- **Task goal**
Make an exact copy of all the data.

[Chart and figure data]
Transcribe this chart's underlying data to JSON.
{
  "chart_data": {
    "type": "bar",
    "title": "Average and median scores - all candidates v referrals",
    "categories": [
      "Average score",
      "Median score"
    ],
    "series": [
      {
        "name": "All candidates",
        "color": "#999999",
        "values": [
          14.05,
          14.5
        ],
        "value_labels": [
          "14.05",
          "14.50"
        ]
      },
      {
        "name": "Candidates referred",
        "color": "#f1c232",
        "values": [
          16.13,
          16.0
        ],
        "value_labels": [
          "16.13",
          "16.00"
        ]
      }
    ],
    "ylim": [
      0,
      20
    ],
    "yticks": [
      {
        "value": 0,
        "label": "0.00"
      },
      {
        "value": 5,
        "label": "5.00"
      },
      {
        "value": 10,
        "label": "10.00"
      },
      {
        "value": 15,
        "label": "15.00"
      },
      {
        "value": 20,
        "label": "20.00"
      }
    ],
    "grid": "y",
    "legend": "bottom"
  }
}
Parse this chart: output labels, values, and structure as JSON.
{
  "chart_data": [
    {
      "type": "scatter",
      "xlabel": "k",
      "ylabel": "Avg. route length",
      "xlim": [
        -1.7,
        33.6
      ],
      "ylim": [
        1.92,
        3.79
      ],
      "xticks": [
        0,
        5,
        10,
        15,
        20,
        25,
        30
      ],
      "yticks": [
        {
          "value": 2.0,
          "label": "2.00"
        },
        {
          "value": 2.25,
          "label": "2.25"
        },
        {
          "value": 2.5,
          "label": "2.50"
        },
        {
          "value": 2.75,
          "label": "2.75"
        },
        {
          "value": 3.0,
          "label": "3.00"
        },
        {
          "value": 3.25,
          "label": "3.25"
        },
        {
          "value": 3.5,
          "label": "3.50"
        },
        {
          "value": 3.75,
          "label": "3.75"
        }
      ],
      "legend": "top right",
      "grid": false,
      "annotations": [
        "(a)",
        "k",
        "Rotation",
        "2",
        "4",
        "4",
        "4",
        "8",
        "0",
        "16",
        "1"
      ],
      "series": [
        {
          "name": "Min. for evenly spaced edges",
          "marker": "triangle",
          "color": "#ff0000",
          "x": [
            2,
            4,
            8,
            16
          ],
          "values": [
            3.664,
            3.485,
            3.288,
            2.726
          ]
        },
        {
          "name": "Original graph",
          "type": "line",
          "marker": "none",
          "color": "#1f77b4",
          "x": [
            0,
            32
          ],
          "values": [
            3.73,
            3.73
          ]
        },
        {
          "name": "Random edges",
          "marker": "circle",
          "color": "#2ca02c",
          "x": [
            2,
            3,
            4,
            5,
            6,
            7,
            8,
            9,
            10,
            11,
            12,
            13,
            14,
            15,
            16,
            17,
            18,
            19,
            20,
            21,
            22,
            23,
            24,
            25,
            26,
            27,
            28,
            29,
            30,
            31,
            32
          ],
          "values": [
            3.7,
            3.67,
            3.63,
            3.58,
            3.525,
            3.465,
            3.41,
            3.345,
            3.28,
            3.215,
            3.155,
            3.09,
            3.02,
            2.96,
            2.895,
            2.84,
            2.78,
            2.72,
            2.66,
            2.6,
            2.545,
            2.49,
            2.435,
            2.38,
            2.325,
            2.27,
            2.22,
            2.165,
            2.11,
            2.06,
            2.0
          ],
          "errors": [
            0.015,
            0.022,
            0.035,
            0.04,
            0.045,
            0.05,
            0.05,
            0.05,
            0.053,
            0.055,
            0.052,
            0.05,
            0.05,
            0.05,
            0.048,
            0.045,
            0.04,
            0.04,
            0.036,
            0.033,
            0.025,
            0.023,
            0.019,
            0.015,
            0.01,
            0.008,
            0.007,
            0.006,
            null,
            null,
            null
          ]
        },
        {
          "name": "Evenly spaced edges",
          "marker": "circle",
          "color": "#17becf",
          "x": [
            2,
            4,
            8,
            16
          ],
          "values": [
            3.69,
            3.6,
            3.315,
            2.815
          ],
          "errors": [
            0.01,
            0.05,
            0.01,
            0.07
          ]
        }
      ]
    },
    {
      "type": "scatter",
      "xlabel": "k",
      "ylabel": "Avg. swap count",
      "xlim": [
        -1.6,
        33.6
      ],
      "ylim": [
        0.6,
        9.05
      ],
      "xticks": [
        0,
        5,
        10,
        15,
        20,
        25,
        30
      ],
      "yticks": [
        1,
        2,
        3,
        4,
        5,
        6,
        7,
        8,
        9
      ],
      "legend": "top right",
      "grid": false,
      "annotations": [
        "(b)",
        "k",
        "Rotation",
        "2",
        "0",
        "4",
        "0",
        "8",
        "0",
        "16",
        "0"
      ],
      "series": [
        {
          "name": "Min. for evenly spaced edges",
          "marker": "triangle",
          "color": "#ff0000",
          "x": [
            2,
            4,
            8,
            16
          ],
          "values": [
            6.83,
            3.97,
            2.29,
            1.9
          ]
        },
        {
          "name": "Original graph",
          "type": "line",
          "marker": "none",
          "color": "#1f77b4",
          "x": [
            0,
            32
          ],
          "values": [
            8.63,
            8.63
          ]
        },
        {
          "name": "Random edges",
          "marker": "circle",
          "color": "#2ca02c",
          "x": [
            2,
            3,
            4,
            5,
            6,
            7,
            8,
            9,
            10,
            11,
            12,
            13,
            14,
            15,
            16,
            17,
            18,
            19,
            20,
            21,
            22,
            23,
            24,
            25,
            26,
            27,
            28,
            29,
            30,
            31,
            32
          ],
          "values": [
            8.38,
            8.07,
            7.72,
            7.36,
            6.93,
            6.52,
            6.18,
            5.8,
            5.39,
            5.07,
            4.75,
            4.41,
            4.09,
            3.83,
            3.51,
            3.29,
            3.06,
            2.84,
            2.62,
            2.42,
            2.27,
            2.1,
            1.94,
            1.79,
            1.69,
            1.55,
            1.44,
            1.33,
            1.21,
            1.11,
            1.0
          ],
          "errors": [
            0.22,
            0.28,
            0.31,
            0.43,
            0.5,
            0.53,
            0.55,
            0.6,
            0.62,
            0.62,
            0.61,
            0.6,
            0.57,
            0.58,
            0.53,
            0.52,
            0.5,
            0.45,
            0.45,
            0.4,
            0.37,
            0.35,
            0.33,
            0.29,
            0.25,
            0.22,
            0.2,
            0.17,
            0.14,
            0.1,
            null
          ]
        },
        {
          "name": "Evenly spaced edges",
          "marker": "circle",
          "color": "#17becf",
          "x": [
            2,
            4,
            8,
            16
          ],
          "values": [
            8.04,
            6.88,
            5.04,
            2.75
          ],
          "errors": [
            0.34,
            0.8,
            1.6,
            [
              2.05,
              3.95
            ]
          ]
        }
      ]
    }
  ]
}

- **Answer in full**
Transcribe this chart's underlying data to JSON.
{
  "chart_data": {
    "type": "bar",
    "title": "Average and median scores - all candidates v referrals",
    "categories": [
      "Average score",
      "Median score"
    ],
    "series": [
      {
        "name": "All candidates",
        "color": "#999999",
        "values": [
          14.05,
          14.5
        ],
        "value_labels": [
          "14.05",
          "14.50"
        ]
      },
      {
        "name": "Candidates referred",
        "color": "#f1c232",
        "values": [
          16.13,
          16.0
        ],
        "value_labels": [
          "16.13",
          "16.00"
        ]
      }
    ],
    "ylim": [
      0,
      20
    ],
    "yticks": [
      {
        "value": 0,
        "label": "0.00"
      },
      {
        "value": 5,
        "label": "5.00"
      },
      {
        "value": 10,
        "label": "10.00"
      },
      {
        "value": 15,
        "label": "15.00"
      },
      {
        "value": 20,
        "label": "20.00"
      }
    ],
    "grid": "y",
    "legend": "bottom"
  }
}
Parse this chart: output labels, values, and structure as JSON.
{
  "chart_data": [
    {
      "type": "scatter",
      "xlabel": "k",
      "ylabel": "Avg. route length",
      "xlim": [
        -1.7,
        33.6
      ],
      "ylim": [
        1.92,
        3.79
      ],
      "xticks": [
        0,
        5,
        10,
        15,
        20,
        25,
        30
      ],
      "yticks": [
        {
          "value": 2.0,
          "label": "2.00"
        },
        {
          "value": 2.25,
          "label": "2.25"
        },
        {
          "value": 2.5,
          "label": "2.50"
        },
        {
          "value": 2.75,
          "label": "2.75"
        },
        {
          "value": 3.0,
          "label": "3.00"
        },
        {
          "value": 3.25,
          "label": "3.25"
        },
        {
          "value": 3.5,
          "label": "3.50"
        },
        {
          "value": 3.75,
          "label": "3.75"
        }
      ],
      "legend": "top right",
      "grid": false,
      "annotations": [
        "(a)",
        "k",
        "Rotation",
        "2",
        "4",
        "4",
        "4",
        "8",
        "0",
        "16",
        "1"
      ],
      "series": [
        {
          "name": "Min. for evenly spaced edges",
          "marker": "triangle",
          "color": "#ff0000",
          "x": [
            2,
            4,
            8,
            16
          ],
          "values": [
            3.664,
            3.485,
            3.288,
            2.726
          ]
        },
        {
          "name": "Original graph",
          "type": "line",
          "marker": "none",
          "color": "#1f77b4",
          "x": [
            0,
            32
          ],
          "values": [
            3.73,
            3.73
          ]
        },
        {
          "name": "Random edges",
          "marker": "circle",
          "color": "#2ca02c",
          "x": [
            2,
            3,
            4,
            5,
            6,
            7,
            8,
            9,
            10,
            11,
            12,
            13,
            14,
            15,
            16,
            17,
            18,
            19,
            20,
            21,
            22,
            23,
            24,
            25,
            26,
            27,
            28,
            29,
            30,
            31,
            32
          ],
          "values": [
            3.7,
            3.67,
            3.63,
            3.58,
            3.525,
            3.465,
            3.41,
            3.345,
            3.28,
            3.215,
            3.155,
            3.09,
            3.02,
            2.96,
            2.895,
            2.84,
            2.78,
            2.72,
            2.66,
            2.6,
            2.545,
            2.49,
            2.435,
            2.38,
            2.325,
            2.27,
            2.22,
            2.165,
            2.11,
            2.06,
            2.0
          ],
          "errors": [
            0.015,
            0.022,
            0.035,
            0.04,
            0.045,
            0.05,
            0.05,
            0.05,
            0.053,
            0.055,
            0.052,
            0.05,
            0.05,
            0.05,
            0.048,
            0.045,
            0.04,
            0.04,
            0.036,
            0.033,
            0.025,
            0.023,
            0.019,
            0.015,
            0.01,
            0.008,
            0.007,
            0.006,
            null,
            null,
            null
          ]
        },
        {
          "name": "Evenly spaced edges",
          "marker": "circle",
          "color": "#17becf",
          "x": [
            2,
            4,
            8,
            16
          ],
          "values": [
            3.69,
            3.6,
            3.315,
            2.815
          ],
          "errors": [
            0.01,
            0.05,
            0.01,
            0.07
          ]
        }
      ]
    },
    {
      "type": "scatter",
      "xlabel": "k",
      "ylabel": "Avg. swap count",
      "xlim": [
        -1.6,
        33.6
      ],
      "ylim": [
        0.6,
        9.05
      ],
      "xticks": [
        0,
        5,
        10,
        15,
        20,
        25,
        30
      ],
      "yticks": [
        1,
        2,
        3,
        4,
        5,
        6,
        7,
        8,
        9
      ],
      "legend": "top right",
      "grid": false,
      "annotations": [
        "(b)",
        "k",
        "Rotation",
        "2",
        "0",
        "4",
        "0",
        "8",
        "0",
        "16",
        "0"
      ],
      "series": [
        {
          "name": "Min. for evenly spaced edges",
          "marker": "triangle",
          "color": "#ff0000",
          "x": [
            2,
            4,
            8,
            16
          ],
          "values": [
            6.83,
            3.97,
            2.29,
            1.9
          ]
        },
        {
          "name": "Original graph",
          "type": "line",
          "marker": "none",
          "color": "#1f77b4",
          "x": [
            0,
            32
          ],
          "values": [
            8.63,
            8.63
          ]
        },
        {
          "name": "Random edges",
          "marker": "circle",
          "color": "#2ca02c",
          "x": [
            2,
            3,
            4,
            5,
            6,
            7,
            8,
            9,
            10,
            11,
            12,
            13,
            14,
            15,
            16,
            17,
            18,
            19,
            20,
            21,
            22,
            23,
            24,
            25,
            26,
            27,
            28,
            29,
            30,
            31,
            32
          ],
          "values": [
            8.38,
            8.07,
            7.72,
            7.36,
            6.93,
            6.52,
            6.18,
            5.8,
            5.39,
            5.07,
            4.75,
            4.41,
            4.09,
            3.83,
            3.51,
            3.29,
            3.06,
            2.84,
            2.62,
            2.42,
            2.27,
            2.1,
            1.94,
            1.79,
            1.69,
            1.55,
            1.44,
            1.33,
            1.21,
            1.11,
            1.0
          ],
          "errors": [
            0.22,
            0.28,
            0.31,
            0.43,
            0.5,
            0.53,
            0.55,
            0.6,
            0.62,
            0.62,
            0.61,
            0.6,
            0.57,
            0.58,
            0.53,
            0.52,
            0.5,
            0.45,
            0.45,
            0.4,
            0.37,
            0.35,
            0.33,
            0.29,
            0.25,
            0.22,
            0.2,
            0.17,
            0.14,
            0.1,
            null
          ]
        },
        {
          "name": "Evenly spaced edges",
          "marker": "circle",
          "color": "#17becf",
          "x": [
            2,
            4,
            8,
            16
          ],
          "values": [
            8.04,
            6.88,
            5.04,
            2.75
          ],
          "errors": [
            0.34,
            0.8,
            1.6,
            [
              2.05,
              3.95
            ]
          ]
        }
      ]
    }
  ]
}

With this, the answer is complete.